** START OF Data to process **

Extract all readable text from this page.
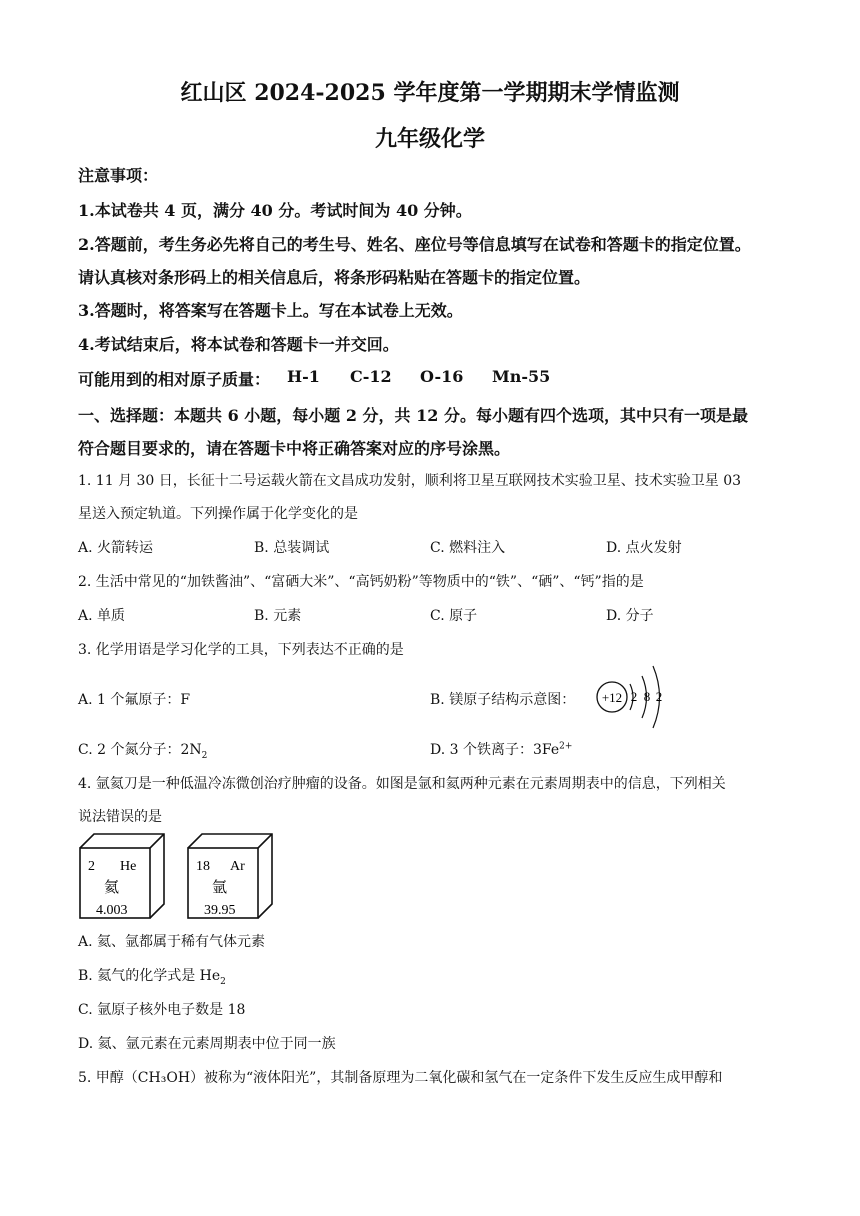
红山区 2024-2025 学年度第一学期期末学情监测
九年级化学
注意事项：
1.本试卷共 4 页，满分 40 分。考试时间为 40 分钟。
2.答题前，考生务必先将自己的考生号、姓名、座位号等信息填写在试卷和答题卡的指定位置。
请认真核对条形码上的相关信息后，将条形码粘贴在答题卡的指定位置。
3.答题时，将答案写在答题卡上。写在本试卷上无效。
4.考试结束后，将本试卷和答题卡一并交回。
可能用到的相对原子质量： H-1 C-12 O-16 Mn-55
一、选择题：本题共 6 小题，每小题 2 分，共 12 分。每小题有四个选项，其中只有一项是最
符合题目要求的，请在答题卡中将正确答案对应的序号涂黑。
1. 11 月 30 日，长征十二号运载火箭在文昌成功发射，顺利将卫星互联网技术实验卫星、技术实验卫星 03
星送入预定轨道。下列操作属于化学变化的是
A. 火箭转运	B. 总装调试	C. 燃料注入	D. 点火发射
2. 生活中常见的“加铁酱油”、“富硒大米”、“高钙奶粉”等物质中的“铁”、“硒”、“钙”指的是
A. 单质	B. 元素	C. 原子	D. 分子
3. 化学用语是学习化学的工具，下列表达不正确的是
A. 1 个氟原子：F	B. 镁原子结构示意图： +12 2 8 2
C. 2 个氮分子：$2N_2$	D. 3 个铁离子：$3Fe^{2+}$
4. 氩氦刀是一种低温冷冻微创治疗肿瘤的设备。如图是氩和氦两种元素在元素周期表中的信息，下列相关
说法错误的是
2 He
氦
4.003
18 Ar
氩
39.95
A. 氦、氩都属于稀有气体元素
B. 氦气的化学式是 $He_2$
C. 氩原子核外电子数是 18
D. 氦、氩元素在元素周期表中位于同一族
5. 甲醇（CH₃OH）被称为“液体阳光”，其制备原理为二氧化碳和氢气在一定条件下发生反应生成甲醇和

** END OF Data to process **
** START OF Data to process **

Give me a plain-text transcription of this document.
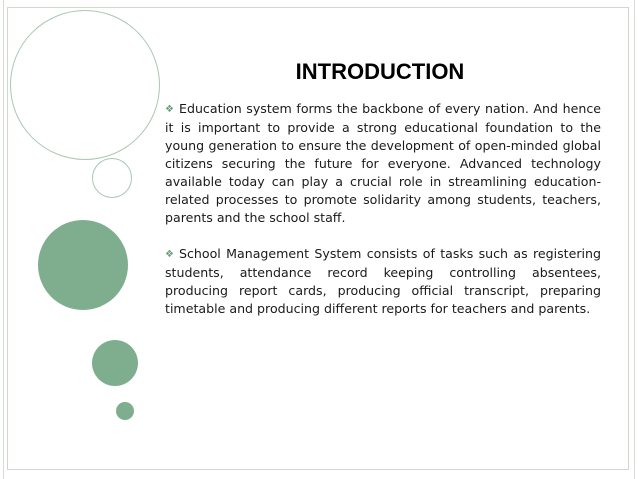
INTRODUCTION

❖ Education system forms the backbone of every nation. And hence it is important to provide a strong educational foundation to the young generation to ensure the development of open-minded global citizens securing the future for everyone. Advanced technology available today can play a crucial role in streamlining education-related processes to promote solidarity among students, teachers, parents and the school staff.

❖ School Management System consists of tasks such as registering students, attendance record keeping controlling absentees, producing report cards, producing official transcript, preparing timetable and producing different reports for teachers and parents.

** END OF Data to process **

Look through the records and gather each line with the word "students".

- [Right answer]
❖ Education system forms the backbone of every nation. And hence it is important to provide a strong educational foundation to the young generation to ensure the development of open-minded global citizens securing the future for everyone. Advanced technology available today can play a crucial role in streamlining education-related processes to promote solidarity among students, teachers, parents and the school staff.
❖ School Management System consists of tasks such as registering students, attendance record keeping controlling absentees, producing report cards, producing official transcript, preparing timetable and producing different reports for teachers and parents.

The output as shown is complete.